=== INPUT RECORDS ===
^^^^

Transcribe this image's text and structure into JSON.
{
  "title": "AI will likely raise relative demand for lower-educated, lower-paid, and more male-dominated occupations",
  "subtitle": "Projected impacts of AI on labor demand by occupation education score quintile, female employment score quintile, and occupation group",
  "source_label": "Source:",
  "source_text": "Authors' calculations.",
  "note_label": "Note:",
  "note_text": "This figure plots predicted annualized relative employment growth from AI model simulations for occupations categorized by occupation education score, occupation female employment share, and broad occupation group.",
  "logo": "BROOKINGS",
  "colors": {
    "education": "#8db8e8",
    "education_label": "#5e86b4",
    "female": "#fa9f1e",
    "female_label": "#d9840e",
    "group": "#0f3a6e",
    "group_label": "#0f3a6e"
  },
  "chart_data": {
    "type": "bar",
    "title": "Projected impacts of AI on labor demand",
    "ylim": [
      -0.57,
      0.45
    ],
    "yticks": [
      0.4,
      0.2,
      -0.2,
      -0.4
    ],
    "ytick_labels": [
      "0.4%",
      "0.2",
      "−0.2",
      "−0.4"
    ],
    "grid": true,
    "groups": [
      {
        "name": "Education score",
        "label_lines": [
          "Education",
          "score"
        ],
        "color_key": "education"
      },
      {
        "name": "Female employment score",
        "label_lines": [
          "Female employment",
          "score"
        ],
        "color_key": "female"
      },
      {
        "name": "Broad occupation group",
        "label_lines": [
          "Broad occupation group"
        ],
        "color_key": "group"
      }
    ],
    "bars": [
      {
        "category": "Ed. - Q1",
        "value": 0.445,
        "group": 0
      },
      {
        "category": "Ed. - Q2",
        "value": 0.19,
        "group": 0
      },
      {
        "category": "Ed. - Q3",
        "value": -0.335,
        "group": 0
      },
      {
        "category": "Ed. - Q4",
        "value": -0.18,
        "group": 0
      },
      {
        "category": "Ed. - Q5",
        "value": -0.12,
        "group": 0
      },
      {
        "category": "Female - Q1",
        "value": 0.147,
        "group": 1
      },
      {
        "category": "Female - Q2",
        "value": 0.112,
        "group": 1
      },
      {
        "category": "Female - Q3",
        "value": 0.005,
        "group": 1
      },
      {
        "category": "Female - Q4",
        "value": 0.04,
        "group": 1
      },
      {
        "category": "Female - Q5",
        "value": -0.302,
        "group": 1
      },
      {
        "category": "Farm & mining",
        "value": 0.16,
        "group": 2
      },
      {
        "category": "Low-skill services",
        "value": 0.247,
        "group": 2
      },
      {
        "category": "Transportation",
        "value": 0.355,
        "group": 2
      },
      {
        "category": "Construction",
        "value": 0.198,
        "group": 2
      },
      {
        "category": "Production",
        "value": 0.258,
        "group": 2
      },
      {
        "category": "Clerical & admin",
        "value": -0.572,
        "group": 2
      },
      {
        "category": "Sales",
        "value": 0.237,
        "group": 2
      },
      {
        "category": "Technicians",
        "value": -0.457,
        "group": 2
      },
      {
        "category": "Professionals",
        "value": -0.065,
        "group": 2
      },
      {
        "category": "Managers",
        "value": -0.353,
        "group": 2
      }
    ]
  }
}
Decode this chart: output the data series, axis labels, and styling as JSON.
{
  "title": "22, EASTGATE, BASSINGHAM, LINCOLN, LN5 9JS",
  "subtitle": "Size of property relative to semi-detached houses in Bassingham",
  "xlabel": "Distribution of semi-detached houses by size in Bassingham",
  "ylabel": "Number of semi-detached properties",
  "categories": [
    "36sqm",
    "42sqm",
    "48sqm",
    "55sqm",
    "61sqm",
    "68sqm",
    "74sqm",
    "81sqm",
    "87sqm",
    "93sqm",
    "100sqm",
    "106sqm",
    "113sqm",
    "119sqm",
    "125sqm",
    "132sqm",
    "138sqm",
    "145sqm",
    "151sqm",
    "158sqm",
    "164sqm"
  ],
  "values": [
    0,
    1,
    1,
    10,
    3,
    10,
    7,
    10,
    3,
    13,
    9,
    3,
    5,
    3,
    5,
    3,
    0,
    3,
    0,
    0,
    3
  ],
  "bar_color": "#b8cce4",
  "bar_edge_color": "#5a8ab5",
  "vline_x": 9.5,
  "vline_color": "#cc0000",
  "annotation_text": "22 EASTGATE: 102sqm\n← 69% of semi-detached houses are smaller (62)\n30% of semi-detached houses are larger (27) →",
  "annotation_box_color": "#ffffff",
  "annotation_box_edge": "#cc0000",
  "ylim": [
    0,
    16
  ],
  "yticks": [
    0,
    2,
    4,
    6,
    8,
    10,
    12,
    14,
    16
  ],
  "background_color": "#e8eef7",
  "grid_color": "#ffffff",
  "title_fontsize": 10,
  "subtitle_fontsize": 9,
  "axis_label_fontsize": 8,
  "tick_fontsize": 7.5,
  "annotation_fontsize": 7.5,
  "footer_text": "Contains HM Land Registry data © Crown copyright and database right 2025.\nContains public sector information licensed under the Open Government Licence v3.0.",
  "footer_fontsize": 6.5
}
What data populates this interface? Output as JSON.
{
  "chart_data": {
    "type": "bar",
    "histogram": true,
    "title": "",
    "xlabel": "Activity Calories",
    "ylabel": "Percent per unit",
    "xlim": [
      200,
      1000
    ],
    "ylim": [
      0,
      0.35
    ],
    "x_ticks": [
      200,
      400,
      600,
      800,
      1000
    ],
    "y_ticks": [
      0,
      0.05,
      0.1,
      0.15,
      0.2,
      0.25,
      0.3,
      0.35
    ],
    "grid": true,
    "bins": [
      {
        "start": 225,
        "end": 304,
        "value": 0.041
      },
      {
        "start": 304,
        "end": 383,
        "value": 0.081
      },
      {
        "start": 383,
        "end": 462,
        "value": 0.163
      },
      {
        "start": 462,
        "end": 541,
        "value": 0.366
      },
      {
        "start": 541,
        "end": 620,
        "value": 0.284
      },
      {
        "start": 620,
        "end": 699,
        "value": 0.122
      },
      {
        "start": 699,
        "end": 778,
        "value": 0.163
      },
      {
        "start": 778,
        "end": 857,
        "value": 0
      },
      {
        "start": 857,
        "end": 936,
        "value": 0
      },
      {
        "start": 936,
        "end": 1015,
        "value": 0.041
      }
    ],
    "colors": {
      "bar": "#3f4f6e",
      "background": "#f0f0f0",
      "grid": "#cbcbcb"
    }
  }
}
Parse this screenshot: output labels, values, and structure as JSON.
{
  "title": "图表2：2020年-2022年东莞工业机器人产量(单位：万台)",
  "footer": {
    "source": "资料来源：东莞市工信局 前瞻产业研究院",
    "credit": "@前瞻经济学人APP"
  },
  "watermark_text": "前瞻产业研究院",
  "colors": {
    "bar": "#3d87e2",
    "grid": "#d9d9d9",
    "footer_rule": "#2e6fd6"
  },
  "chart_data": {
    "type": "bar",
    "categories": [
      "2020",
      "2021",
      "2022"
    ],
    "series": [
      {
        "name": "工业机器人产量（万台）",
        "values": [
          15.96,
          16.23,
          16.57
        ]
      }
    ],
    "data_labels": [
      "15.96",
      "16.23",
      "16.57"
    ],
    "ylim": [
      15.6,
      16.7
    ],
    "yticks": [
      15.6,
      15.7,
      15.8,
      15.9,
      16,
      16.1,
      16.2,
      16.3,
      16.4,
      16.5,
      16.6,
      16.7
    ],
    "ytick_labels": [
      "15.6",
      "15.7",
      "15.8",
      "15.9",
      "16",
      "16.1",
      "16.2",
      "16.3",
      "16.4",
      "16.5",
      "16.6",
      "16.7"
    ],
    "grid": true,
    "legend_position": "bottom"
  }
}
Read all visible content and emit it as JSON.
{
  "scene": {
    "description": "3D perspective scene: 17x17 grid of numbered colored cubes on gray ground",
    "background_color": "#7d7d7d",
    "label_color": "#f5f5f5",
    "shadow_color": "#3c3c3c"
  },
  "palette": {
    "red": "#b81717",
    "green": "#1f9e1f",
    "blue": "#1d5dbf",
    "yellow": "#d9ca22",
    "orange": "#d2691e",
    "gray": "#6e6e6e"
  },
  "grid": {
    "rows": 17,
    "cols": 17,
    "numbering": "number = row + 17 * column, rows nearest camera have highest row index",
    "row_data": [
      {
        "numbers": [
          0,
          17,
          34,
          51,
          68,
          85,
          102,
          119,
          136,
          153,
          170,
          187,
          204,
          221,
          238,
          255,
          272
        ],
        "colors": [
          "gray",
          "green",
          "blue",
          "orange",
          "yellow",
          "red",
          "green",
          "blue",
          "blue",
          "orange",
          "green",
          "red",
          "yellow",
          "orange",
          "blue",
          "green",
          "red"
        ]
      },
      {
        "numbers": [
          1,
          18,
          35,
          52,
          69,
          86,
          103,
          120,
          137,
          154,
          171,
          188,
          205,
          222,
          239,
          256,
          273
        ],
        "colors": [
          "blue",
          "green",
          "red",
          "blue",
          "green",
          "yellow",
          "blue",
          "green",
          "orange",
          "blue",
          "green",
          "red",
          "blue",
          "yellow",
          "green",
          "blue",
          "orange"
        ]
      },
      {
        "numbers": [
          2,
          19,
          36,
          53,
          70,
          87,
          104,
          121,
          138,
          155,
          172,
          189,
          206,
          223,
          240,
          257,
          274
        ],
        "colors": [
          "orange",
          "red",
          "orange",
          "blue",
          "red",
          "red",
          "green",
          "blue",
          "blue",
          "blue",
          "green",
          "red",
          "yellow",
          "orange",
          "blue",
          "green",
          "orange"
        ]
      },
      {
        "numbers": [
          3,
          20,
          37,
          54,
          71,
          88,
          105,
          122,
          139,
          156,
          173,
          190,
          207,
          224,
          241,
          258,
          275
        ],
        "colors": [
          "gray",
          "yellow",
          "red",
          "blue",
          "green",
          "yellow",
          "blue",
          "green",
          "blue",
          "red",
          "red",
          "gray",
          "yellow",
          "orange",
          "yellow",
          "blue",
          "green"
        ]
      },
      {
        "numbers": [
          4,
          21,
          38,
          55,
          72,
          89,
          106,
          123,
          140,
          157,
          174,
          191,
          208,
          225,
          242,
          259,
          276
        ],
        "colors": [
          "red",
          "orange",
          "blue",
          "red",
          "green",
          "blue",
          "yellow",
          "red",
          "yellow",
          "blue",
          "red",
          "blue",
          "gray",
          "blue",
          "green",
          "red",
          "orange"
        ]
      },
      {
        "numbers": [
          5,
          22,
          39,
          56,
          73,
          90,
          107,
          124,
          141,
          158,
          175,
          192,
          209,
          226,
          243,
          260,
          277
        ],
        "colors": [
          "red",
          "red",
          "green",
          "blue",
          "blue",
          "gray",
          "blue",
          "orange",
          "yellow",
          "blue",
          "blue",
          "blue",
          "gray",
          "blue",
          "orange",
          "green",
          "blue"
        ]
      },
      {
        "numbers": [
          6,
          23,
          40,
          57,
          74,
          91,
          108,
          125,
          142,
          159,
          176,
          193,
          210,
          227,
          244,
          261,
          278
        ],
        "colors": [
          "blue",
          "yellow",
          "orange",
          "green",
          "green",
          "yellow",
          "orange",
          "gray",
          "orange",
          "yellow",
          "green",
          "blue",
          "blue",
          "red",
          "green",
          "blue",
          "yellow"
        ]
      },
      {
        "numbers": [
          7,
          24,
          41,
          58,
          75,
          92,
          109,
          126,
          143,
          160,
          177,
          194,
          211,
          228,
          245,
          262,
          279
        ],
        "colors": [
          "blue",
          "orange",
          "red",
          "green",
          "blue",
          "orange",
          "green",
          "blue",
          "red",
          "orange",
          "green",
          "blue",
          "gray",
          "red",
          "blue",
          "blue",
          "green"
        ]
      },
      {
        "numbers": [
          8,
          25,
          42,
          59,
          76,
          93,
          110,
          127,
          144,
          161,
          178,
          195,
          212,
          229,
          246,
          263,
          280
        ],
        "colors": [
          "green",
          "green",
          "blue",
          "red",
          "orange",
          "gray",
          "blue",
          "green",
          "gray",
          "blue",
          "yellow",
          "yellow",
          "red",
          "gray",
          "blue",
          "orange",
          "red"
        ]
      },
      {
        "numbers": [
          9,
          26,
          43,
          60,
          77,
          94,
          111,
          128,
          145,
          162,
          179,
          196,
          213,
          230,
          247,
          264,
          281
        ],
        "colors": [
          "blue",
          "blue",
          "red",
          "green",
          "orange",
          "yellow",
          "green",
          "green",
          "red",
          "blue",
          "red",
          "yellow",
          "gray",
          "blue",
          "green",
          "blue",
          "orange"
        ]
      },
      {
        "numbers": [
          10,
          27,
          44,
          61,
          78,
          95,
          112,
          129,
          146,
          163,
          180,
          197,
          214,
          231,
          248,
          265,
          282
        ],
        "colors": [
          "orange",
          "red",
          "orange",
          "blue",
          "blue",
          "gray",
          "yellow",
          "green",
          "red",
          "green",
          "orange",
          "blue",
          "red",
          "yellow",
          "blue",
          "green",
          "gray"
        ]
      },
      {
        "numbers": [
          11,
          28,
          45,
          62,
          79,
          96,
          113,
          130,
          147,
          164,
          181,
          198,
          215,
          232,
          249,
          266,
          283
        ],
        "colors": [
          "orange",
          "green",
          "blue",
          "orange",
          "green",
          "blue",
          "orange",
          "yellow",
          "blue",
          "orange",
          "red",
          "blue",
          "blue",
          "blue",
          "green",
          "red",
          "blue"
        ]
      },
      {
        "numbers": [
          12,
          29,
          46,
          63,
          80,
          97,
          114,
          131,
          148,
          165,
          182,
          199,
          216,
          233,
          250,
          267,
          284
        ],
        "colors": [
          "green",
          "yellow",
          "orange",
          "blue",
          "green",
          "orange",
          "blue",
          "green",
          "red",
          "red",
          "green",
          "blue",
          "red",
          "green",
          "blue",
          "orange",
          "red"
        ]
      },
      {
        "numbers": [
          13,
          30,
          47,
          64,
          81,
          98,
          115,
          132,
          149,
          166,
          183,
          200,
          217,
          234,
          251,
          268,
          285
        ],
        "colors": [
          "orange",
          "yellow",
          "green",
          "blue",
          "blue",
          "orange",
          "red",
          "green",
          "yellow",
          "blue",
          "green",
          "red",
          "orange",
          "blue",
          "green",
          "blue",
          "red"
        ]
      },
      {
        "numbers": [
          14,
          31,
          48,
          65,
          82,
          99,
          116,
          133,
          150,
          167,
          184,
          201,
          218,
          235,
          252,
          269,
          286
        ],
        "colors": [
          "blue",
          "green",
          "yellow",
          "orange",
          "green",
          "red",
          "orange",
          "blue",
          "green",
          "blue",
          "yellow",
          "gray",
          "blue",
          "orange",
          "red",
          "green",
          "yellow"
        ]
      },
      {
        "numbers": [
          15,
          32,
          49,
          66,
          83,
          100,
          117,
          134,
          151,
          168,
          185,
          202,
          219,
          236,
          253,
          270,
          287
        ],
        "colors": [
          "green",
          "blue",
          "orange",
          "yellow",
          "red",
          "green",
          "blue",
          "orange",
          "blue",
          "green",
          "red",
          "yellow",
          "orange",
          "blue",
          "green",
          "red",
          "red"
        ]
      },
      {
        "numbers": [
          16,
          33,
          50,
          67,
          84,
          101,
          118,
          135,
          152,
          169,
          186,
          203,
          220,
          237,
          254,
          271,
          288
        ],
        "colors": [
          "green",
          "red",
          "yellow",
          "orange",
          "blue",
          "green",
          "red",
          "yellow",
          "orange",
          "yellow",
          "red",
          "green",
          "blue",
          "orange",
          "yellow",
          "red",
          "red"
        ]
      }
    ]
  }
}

^^^^

=== JOB ===
How many of the lines above hold the word "series"? Give only that number.

=== ANSWER BELOW ===
2